What you have to do
Search the data for the string "timestamp" and gather each line it is in.

(Collected data)
┄┄┄┄┄┄┄┄┄┄

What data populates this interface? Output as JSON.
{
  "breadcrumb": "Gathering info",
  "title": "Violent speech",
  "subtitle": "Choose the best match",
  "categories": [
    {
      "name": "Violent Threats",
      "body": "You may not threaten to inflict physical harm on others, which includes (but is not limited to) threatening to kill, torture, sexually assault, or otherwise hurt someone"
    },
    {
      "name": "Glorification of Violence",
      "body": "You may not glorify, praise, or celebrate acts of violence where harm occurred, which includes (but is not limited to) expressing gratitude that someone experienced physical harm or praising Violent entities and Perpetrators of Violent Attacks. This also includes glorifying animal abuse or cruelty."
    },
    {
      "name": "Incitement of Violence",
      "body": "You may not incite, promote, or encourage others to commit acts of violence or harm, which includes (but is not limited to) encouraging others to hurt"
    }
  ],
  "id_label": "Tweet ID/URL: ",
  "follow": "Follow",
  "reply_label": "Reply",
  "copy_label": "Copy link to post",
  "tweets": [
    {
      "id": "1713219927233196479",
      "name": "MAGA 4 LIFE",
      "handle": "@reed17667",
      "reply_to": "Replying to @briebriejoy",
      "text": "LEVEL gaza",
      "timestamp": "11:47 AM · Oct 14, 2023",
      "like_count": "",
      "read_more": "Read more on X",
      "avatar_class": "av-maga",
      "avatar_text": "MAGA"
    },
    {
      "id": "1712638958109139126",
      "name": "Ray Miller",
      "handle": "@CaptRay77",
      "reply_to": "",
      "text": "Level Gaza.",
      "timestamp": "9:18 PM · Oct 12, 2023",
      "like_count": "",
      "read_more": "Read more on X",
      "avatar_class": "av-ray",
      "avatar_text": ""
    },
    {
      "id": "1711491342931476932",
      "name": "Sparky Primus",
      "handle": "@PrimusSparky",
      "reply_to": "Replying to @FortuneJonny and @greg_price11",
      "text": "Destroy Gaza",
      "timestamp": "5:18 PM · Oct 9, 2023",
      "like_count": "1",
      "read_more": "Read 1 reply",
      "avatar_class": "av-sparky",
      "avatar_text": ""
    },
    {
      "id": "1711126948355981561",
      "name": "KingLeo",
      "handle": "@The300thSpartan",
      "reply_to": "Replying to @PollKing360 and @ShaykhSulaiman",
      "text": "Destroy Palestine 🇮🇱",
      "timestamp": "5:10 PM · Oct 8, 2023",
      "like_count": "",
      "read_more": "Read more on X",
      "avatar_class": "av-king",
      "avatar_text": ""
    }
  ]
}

┄┄┄┄┄┄┄┄┄┄

Answer below
      "timestamp": "11:47 AM · Oct 14, 2023",
      "timestamp": "9:18 PM · Oct 12, 2023",
      "timestamp": "5:18 PM · Oct 9, 2023",
      "timestamp": "5:10 PM · Oct 8, 2023",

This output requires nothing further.